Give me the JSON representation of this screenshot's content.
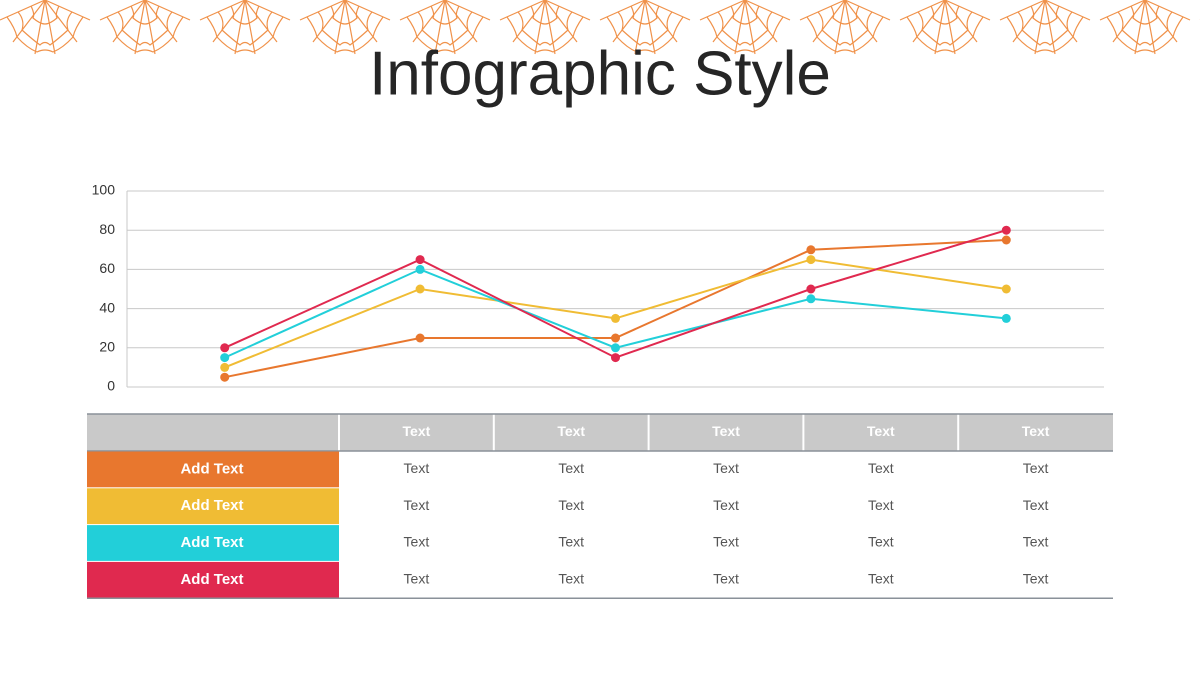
{
  "chart_data": {
    "type": "line",
    "title": "Infographic Style",
    "categories": [
      null,
      null,
      null,
      null,
      null
    ],
    "series": [
      {
        "name": "Add Text",
        "color": "#e8772e",
        "values": [
          5,
          25,
          25,
          70,
          75
        ]
      },
      {
        "name": "Add Text",
        "color": "#f0bc34",
        "values": [
          10,
          50,
          35,
          65,
          50
        ]
      },
      {
        "name": "Add Text",
        "color": "#22cfd9",
        "values": [
          15,
          60,
          20,
          45,
          35
        ]
      },
      {
        "name": "Add Text",
        "color": "#e0294f",
        "values": [
          20,
          65,
          15,
          50,
          80
        ]
      }
    ],
    "ylim": [
      0,
      100
    ],
    "yticks": [
      0,
      20,
      40,
      60,
      80,
      100
    ],
    "grid": true
  },
  "table": {
    "header": [
      "Text",
      "Text",
      "Text",
      "Text",
      "Text"
    ],
    "rows": [
      [
        "Text",
        "Text",
        "Text",
        "Text",
        "Text"
      ],
      [
        "Text",
        "Text",
        "Text",
        "Text",
        "Text"
      ],
      [
        "Text",
        "Text",
        "Text",
        "Text",
        "Text"
      ],
      [
        "Text",
        "Text",
        "Text",
        "Text",
        "Text"
      ]
    ]
  }
}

◆ **Work required**
Quote the data above in full and without alteration; skip the pictures.

◆ **Output for this task**
Give me the JSON representation of this screenshot's content.
{
  "chart_data": {
    "type": "line",
    "title": "Infographic Style",
    "categories": [
      null,
      null,
      null,
      null,
      null
    ],
    "series": [
      {
        "name": "Add Text",
        "color": "#e8772e",
        "values": [
          5,
          25,
          25,
          70,
          75
        ]
      },
      {
        "name": "Add Text",
        "color": "#f0bc34",
        "values": [
          10,
          50,
          35,
          65,
          50
        ]
      },
      {
        "name": "Add Text",
        "color": "#22cfd9",
        "values": [
          15,
          60,
          20,
          45,
          35
        ]
      },
      {
        "name": "Add Text",
        "color": "#e0294f",
        "values": [
          20,
          65,
          15,
          50,
          80
        ]
      }
    ],
    "ylim": [
      0,
      100
    ],
    "yticks": [
      0,
      20,
      40,
      60,
      80,
      100
    ],
    "grid": true
  },
  "table": {
    "header": [
      "Text",
      "Text",
      "Text",
      "Text",
      "Text"
    ],
    "rows": [
      [
        "Text",
        "Text",
        "Text",
        "Text",
        "Text"
      ],
      [
        "Text",
        "Text",
        "Text",
        "Text",
        "Text"
      ],
      [
        "Text",
        "Text",
        "Text",
        "Text",
        "Text"
      ],
      [
        "Text",
        "Text",
        "Text",
        "Text",
        "Text"
      ]
    ]
  }
}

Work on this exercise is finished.